GIVEN PROBLEM —
Return every line below in which "preguntó" appears.

------

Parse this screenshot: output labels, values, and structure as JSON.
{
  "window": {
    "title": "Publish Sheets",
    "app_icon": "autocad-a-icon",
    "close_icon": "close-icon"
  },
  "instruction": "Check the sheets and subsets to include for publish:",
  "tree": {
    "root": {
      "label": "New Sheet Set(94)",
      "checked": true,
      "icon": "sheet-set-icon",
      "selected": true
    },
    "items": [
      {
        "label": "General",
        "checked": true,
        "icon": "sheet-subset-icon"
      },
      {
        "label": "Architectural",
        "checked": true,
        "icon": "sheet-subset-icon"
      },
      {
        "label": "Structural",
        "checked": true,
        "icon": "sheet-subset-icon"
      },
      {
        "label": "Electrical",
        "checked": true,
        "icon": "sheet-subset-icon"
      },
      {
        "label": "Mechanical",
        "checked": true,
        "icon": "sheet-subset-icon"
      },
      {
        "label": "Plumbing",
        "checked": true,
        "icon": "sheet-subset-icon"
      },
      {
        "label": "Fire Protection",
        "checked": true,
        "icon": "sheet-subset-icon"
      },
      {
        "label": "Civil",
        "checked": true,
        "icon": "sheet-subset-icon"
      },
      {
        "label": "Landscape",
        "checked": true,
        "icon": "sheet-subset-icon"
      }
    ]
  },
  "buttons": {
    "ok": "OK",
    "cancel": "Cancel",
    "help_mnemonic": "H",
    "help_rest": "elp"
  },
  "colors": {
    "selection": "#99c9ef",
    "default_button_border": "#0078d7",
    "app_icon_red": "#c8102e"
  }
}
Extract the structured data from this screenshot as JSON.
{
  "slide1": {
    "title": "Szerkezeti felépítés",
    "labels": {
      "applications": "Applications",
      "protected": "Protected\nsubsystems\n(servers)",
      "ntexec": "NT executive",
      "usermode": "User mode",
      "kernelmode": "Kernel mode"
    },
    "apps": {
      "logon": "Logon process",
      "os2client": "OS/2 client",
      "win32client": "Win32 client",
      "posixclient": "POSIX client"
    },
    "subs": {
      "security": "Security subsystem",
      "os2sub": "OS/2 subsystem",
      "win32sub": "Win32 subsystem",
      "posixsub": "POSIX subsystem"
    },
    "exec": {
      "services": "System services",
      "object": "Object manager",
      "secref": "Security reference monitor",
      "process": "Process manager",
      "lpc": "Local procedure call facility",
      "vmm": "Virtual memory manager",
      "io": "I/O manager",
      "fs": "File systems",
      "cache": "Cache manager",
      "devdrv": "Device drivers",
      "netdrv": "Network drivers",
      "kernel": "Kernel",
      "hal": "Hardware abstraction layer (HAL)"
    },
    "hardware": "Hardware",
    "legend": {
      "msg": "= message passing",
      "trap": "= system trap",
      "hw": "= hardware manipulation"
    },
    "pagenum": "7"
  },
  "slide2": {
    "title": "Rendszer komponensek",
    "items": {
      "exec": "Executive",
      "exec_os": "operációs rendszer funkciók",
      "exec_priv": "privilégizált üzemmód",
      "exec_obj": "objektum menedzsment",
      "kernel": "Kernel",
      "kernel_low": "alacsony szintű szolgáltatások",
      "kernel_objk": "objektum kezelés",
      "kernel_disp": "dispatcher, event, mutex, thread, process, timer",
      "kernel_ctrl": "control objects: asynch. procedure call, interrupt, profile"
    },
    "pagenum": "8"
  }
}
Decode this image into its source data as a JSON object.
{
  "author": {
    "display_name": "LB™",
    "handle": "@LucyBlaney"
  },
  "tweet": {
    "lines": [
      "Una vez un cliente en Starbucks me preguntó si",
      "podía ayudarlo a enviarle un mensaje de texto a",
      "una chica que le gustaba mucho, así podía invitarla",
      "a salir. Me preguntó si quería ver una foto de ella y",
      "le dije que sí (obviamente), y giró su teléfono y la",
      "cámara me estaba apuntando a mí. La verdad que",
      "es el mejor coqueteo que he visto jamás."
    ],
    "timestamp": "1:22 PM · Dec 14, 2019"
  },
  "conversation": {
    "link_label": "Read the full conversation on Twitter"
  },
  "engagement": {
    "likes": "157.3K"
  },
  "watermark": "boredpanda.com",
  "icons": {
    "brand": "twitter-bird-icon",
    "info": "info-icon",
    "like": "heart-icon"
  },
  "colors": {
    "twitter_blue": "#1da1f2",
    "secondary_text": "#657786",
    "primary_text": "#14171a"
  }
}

------

SOLVED EXERCISE —
      "Una vez un cliente en Starbucks me preguntó si",
      "a salir. Me preguntó si quería ver una foto de ella y",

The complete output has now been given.